The early 17th Century saw European whaling heading north, into the Arctic region, in pursuit of bowhead whales. This fishery extended into the Pacific Arctic in the 18th Century, as Atlantic stocks declined, and the American industry boomed, despite being all but wiped out during the War of Independence.
In the 19th Century, self-sufficient whaling ships, at sea for months or even years on end, hunted every kind of whale across the whole of the world’s seas. The end of the century saw the development of steam-driven ships and ship-mounted harpoon guns, rendering the practice considerably safer for whalemen.
The industry continued to thrive in the first half of the 20th Century, and stocks of many types of whale dwindled to unsustainably low levels.
20th-century commitments to whale preservation
The first major international agreement on whaling, entitled the International Convention for the Regulation of Whaling, was signed in Washington on the 2nd December 1946. The purpose of the convention was to “provide for the proper conservation of whale stocks and thus make possible the orderly development of the whaling industry”. T
he Convention came in the wake of growing international concern about whale numbers and a slumping market for whale oil, with the rise of petrol and other fossil fuels.
The schedule to the Convention set out measures, which amongst other things: provided for the complete protection of certain species; designated specified areas as whale sanctuaries; set limits on the number and size of whales which could be killed; prescribed open and closed seasons; and identified areas for whaling. It also prohibited the capture of suckling calves and female whales accompanied by calves.
However, the wave of environmentalism that sprang up in the 1960s picked up the decimation of the whale population as a leading theme, with “Save the Whale” becoming one of its most successful campaigns of the 1970s, bringing groups like Greenpeace to prominence. The massive international campaign against whaling, saw many countries join the IWC, with the sole aim of achieving a ban. It led to the adoption of the moratorium on whaling that came in during the 1980s.
During 2003, several countries moved to recommence commercial whaling, arguing that the hiatus had allowed whale stocks to recover sufficiently enough for hunting to continue without conservation damage. Opponents of the moratorium argued that the high numbers of minke whale were actually threatening fish stocks in some areas.
In September 2018, the IWC assembled in Florianópolis, Brazil, to discuss a proposal by Japan to re-introduce lawful commercial whaling. By a majority, members concluded that the primary purpose of the Commission is the conservation of whales. From there on, the IWC committed to safeguarding whales in perpetuity, promoting the return of the whale population to their pre-industrial levels.

Region and label listings
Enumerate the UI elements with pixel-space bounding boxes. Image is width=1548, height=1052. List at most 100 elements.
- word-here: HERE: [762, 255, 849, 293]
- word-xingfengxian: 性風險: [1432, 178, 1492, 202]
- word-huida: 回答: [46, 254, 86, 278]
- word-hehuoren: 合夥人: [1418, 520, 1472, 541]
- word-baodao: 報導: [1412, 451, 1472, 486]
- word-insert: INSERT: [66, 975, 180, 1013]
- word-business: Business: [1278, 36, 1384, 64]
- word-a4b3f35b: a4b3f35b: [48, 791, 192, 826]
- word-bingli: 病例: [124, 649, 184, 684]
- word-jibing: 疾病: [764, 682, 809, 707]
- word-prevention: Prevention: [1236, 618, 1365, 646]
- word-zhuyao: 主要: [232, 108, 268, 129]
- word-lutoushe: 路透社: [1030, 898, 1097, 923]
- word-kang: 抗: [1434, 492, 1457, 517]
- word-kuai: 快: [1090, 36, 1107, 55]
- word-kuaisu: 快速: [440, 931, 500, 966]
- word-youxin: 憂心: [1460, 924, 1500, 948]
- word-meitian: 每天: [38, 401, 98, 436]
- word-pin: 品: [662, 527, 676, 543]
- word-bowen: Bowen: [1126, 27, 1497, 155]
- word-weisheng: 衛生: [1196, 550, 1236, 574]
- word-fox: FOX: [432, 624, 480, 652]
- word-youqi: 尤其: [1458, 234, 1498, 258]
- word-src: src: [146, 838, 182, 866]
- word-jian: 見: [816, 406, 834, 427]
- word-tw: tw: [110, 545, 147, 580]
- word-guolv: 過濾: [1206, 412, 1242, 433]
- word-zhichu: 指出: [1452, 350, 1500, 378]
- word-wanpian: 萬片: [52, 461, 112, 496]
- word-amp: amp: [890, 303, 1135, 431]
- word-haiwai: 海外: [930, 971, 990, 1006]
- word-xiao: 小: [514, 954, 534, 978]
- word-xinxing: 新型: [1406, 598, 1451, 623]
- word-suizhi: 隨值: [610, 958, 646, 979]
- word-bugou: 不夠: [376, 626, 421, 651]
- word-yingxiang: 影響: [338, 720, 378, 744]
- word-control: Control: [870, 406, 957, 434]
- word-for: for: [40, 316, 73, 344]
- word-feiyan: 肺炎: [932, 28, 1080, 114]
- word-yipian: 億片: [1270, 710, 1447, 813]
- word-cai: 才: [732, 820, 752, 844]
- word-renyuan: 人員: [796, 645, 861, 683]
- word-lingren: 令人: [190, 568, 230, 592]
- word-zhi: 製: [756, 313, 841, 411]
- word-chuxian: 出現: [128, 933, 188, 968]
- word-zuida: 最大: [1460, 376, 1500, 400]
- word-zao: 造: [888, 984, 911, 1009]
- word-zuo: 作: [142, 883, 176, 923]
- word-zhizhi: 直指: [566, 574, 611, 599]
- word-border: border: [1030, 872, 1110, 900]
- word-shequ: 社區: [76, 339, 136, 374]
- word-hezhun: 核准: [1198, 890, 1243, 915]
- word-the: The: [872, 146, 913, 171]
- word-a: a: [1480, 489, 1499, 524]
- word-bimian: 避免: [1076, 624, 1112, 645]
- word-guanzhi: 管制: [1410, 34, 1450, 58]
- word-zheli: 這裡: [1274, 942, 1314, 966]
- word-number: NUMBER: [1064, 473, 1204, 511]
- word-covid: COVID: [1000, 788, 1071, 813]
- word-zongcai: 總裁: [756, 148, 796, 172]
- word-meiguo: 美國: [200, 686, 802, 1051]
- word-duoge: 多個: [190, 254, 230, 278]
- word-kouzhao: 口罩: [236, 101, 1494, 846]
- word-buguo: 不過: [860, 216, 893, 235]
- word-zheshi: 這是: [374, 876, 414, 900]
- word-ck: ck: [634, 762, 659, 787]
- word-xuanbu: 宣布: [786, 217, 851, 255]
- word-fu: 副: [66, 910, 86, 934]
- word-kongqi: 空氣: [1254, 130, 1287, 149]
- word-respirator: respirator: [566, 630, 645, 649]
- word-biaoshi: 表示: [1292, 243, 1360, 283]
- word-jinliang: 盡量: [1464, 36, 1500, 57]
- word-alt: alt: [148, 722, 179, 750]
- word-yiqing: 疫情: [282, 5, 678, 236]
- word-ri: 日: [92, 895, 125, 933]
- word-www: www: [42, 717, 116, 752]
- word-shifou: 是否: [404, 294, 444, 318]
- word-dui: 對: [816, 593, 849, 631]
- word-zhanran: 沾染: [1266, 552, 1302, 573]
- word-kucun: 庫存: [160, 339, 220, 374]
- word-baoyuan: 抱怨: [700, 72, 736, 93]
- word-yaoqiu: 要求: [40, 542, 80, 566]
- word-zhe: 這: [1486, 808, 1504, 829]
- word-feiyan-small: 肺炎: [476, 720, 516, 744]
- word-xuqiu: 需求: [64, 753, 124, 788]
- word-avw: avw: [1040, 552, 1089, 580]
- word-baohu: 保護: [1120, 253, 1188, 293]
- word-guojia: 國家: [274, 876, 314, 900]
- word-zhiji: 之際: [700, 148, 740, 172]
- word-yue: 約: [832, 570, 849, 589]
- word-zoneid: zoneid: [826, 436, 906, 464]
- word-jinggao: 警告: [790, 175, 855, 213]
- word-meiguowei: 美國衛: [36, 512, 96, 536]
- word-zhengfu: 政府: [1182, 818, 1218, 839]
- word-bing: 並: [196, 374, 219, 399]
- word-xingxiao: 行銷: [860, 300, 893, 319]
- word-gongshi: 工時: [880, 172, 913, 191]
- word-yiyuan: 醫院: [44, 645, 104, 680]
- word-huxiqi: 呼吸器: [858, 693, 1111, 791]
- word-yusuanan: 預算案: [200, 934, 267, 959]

EXERCISE 1: According to the whaling history text, where and on what date was the International Convention for the Regulation of Whaling signed?
EXERCISE 2: Using the whaling history text, explain why several countries moved to recommence commercial whaling in 2003.
EXERCISE 3: Continue the whaling history text from the point where it stops.

FINAL ANSWER 1: It was signed in Washington on December 2, 1946.

FINAL ANSWER 2: They argued that the hiatus had allowed whale stocks to recover enough for hunting to continue without conservation damage. Opponents of the moratorium also argued that high numbers of minke whales were threatening fish stocks in some areas.

FINAL ANSWER 3:
Significantly, it also conceded that the use of whales in unethical research methods is non-essential. A select number of indigenous communities were still permitted to hunt.
This response prompted Japan to withdraw its membership from the IWC, claiming that the body had failed to deliver its aim of promoting sustainable hunting.
Current Anti Whaling Campaigns
In recent years, anti-whaling campaigners have been applying diplomatic pressure on governments to withdraw commercial whaling licences.
In January 2019, a UK-based open letter was sent to the Japanese Prime Minister, Shinzō Abe, condemning its withdrawal from the IWC and urging it to re-join. Notable signatories included actors Ricky Gervais and Joanna Lumley, and broadcasters Stephen Fry and Chris Packham.
The London Committee for the Abolition of Whaling also led a peaceful protest march to the Japanese Embassy in London. This intervention from the UK public builds upon years of peaceful protest and vocal condemnation from the likes of Greenpeace, the WWF, Whale and Dolphin Conservation, and Humane Society International.
In the UK, the Prime Minister’s father, Stanley Johnson, and his wife, Carrie Johnson are both passionate campaigners against whaling and have attended marches on the issue. It would seem logical to assume, that they both must be lobbying the Prime Minister on the issue.
Some campaigners are calling for a hard-line approach which seeks a blanket ban to all forms of whaling, including that carried out for ‘research’. Humane Society International, for instance, has drafted a template open letter to the Japanese Government making the following statement: “I do not believe that there is any reliable way to humanely kill a whale at sea, and I find the cruelty of whaling unacceptable in the modern world.”
“At a time when we are already seeing the tragic and irreversible destruction of our natural world, with the sea increasingly pumped full of plastics and climate change threatening entire ecosystems, it is more important than ever to take a stand against the cruel practice of whaling.” – Boris Johnson, 2021
“Iceland has always emphasised the need for careful conservation of marine resources and was one of the first countries in the world to take a conservationist approach to whaling.” – Government of Iceland, 2020
“Whaling is a despicable practice that offends our most basic humanity. I call on Japan to heed the wealth of global voices calling for an end to the senseless killing of whales once and for all.” – Ben Fogel, broadcaster and presenter, 2019
Norway broke the moratorium in 1993 and resumed commercial whaling. Since then they have taken over 6,879 minke whales under objection. (Source – IWC)
The Japanese government subsidises whaling to the tune of approximately £7.3 million per year. (Source – UK Whales.org)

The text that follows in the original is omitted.